What needs to be done
Provide nothing beyond the count of lines that include the string "заявку".

════════

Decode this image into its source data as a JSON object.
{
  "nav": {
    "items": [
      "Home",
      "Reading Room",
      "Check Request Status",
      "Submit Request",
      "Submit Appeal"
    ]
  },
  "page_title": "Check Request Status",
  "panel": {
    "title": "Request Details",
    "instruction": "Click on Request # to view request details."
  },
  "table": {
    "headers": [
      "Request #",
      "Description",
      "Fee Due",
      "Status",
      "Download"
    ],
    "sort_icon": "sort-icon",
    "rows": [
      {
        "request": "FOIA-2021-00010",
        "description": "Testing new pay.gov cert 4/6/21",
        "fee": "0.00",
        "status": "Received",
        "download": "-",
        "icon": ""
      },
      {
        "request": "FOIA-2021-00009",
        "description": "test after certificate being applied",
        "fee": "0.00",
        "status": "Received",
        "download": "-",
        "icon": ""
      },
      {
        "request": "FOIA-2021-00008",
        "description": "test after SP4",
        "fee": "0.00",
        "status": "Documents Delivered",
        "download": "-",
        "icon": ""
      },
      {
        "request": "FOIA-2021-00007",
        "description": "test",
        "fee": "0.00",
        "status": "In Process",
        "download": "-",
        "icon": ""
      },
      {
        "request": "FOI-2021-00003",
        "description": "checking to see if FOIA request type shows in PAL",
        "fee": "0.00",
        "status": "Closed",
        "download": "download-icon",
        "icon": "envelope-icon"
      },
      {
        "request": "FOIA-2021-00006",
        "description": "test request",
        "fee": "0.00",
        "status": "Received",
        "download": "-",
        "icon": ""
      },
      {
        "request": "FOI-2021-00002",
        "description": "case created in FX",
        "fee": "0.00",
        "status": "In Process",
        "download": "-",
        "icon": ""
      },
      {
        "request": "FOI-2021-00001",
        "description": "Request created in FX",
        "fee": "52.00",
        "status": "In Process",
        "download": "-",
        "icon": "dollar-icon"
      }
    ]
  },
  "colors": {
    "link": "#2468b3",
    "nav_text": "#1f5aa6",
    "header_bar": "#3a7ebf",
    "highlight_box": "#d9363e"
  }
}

════════

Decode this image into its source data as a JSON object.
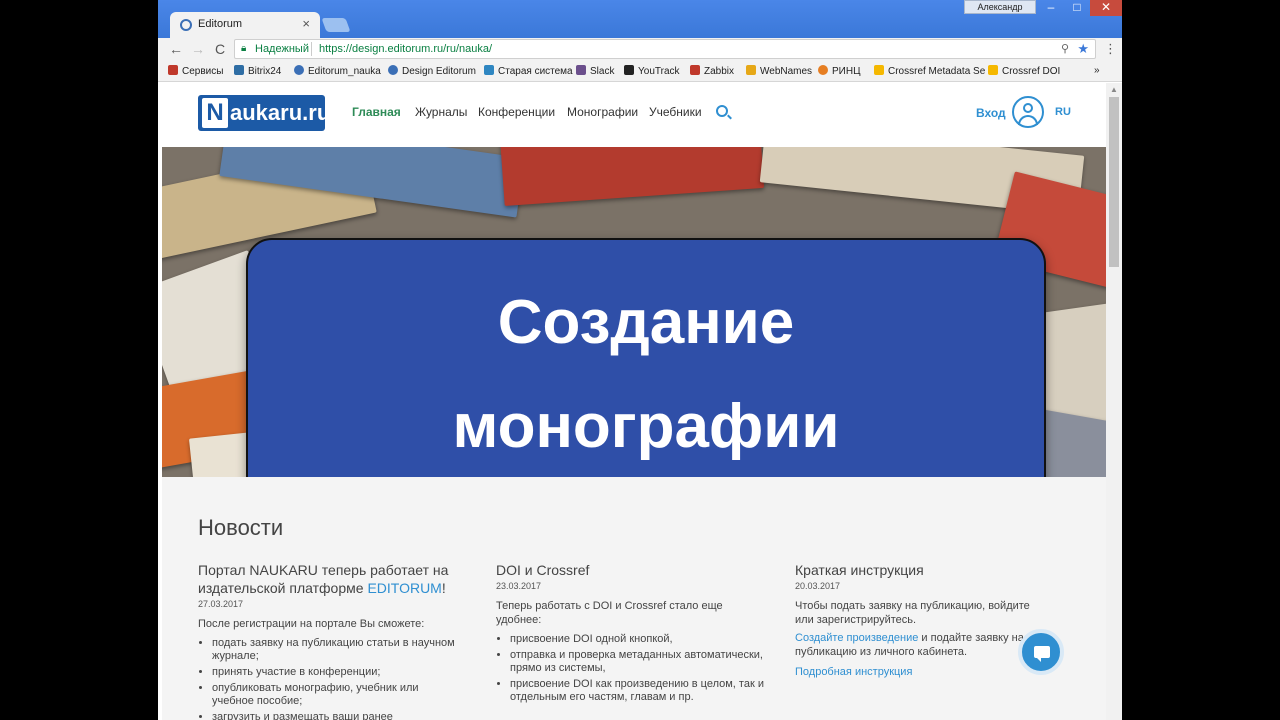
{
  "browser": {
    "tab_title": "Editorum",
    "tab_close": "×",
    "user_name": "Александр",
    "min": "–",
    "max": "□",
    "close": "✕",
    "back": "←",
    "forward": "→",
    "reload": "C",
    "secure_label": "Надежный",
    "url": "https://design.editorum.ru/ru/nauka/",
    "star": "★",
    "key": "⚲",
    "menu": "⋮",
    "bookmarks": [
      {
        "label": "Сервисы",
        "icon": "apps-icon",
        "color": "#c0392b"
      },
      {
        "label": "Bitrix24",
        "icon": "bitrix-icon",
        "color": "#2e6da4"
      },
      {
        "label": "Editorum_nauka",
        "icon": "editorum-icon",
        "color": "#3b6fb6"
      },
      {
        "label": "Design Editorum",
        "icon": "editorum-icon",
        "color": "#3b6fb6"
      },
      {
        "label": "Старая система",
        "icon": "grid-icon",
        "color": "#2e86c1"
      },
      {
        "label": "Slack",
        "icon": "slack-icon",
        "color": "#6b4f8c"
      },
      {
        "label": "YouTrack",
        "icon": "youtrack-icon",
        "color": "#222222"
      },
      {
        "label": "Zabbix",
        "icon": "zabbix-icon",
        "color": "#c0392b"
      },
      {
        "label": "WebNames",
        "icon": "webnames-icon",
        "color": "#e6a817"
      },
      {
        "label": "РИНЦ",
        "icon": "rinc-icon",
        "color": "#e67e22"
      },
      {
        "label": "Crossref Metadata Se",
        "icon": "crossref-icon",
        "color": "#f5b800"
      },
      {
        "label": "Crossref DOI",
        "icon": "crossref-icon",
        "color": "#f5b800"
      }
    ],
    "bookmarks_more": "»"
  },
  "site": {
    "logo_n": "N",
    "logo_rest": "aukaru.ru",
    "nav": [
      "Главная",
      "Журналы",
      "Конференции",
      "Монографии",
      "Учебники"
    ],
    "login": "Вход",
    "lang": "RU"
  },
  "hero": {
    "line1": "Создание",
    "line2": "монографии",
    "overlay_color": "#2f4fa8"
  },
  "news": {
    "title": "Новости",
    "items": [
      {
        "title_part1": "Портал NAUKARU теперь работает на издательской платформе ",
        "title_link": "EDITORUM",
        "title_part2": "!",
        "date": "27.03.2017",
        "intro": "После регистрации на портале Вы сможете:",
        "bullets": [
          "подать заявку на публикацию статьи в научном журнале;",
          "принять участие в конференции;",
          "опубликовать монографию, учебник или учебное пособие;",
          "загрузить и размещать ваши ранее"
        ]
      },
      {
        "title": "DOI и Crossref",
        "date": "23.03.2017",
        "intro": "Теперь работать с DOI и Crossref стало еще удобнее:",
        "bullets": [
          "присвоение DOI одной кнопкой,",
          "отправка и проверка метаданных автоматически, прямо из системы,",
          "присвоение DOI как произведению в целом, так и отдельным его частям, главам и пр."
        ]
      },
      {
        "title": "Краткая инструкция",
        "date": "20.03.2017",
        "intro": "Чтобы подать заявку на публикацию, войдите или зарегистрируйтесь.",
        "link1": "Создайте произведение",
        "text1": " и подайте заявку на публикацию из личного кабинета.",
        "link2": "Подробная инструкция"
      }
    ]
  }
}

════════

Written solution
3